TEXT SECTION:
::::::::::

Kees Zoeteman
While participating in the Goetheanum World Conference from September 27 to October 1, 2023 in Dornach, Switzerland, I started to look for elements of the Apocalypse in the building of the Goetheanum. The goal of this conference was summarized by Pim Blomaard in the Dutch anthroposophical journal Motief of October 2023 as “how to make anthroposophy as a world movement less marginal and intellectual and more relevant and authentic”. Astrid van Zon and I stood for three days in front of the main entrance of the Goetheanum with a market stall with which we tried to advocate the importance of the Apocalypse for understanding and helping to solve the problems of our time. Among the 1000 participants from 50 countries, some did not know the Apocalypse yet or only vaguely, others turned out to be priests in the Christian community… A general impression was that relatively many young people participated.
Our market stall in front of the main entrance to the Goetheanum
The Apocalypse is a book of initiation. And the Goetheanum, as the world center of the anthroposophical movement, is a modern mystery place that aims to make people of our time aware of the initiatory path to the spititual world.

::::::::::

ROWS:

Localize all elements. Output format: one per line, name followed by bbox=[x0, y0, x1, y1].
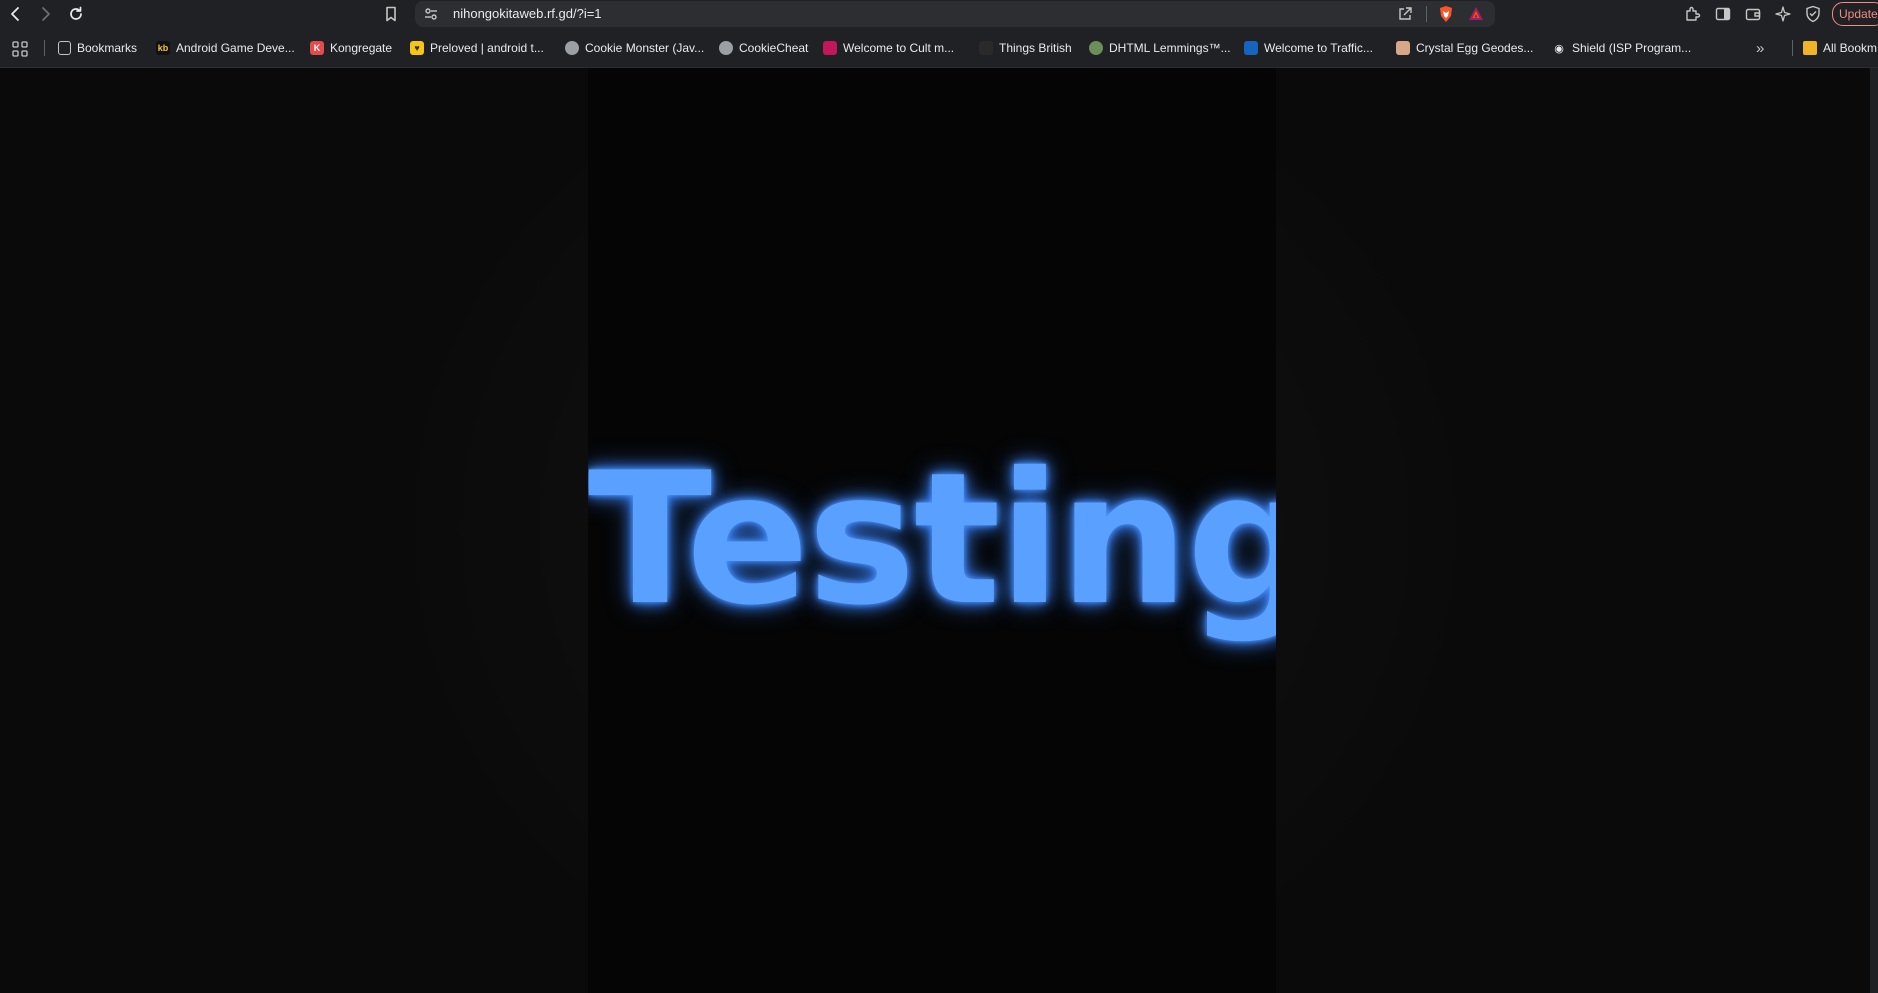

::::::::::

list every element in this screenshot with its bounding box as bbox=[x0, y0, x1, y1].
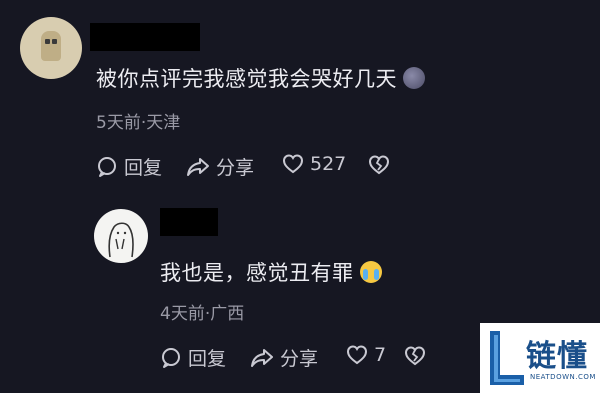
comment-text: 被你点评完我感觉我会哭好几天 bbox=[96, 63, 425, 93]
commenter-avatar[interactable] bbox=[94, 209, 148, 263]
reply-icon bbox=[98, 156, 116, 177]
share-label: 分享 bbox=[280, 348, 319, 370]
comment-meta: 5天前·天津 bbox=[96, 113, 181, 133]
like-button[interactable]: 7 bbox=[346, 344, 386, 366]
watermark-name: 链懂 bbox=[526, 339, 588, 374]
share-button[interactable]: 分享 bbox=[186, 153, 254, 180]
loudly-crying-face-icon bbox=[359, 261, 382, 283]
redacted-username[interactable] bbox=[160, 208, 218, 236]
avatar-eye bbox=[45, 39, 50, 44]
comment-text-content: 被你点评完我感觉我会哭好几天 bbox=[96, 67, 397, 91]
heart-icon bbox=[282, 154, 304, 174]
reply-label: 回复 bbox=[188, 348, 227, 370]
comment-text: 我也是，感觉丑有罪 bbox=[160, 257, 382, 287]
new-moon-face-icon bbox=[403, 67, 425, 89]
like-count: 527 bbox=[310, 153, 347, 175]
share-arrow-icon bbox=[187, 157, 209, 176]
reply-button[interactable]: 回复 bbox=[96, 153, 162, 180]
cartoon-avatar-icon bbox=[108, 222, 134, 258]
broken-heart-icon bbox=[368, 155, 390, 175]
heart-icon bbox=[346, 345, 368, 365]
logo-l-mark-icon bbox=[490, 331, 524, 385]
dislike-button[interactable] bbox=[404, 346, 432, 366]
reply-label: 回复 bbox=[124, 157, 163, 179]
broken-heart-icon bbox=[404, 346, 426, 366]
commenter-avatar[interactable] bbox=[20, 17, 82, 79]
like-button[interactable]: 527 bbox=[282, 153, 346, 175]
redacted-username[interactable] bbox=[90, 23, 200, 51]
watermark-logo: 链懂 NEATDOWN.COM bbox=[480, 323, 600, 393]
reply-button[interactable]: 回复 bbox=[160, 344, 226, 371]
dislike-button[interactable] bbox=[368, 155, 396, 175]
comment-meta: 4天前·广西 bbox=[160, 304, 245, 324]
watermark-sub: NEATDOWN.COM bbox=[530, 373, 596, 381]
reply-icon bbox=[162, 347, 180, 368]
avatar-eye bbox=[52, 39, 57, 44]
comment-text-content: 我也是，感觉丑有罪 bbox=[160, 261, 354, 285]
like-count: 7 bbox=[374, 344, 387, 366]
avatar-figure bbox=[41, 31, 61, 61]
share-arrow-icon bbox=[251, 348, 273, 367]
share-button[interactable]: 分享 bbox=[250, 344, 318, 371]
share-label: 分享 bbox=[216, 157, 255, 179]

::::::::::

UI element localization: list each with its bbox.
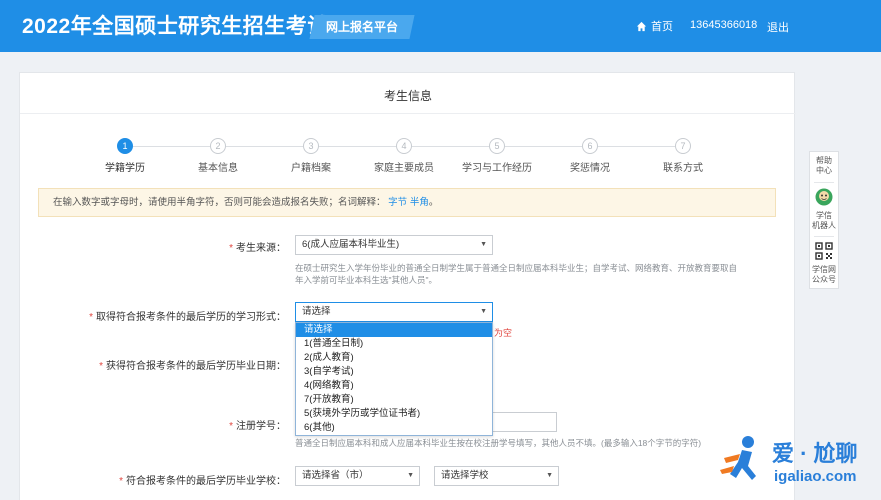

::::::::::

EXERCISES:
(A) According to the account of the Goetheanum World Conference, how many people took part and from how many countries?
(B) Write the next part of the account of the Goetheanum World Conference, continuing after its last sentence.

TASK RESPONSES:
(A) About 1000 participants from 50 countries.

(B)
One would therefore expect Rudolf Steiner to have incorporated elements from the Apocalypse into the Goetheanum, all the more so since he was intensively occupied with the Apocalypse until the end of his life, as the so-called Priest Apocalypse lectures (GA 346) show. Did Rudolf Steiner explicitly use the Apocalypse in designing the Goetheanum, and are there still signs of it?
In search of answers to these questions, it soon emerges that a number of apocalyptic elements are more clearly recognizable in the originally wood-built Goetheanum than in the second one, which was constructed of concrete after the fire in December 1922 that destroyed the first Goetheanum. How this came about will become clear from the following.
The First Goetheanum
Four stages of initiation
Looking for visible elements of the Apocalypse in the first and second Goetheanum, we can use as a guide the main lines of initiation described in the Apocalypse. These are often related to the structure of the Jewish synagogue or temple.
First we encounter a reversal as described in fragment 3 of the text. In the reversal, the visitor is urged to turn his or her attention from the outside world to the inside world and walk the inner path. We get a glimpse of the Son of Man. This step brings us into the court still located outside the temple walls. Here the outer events determine our consciousness. It is the stage of preparation.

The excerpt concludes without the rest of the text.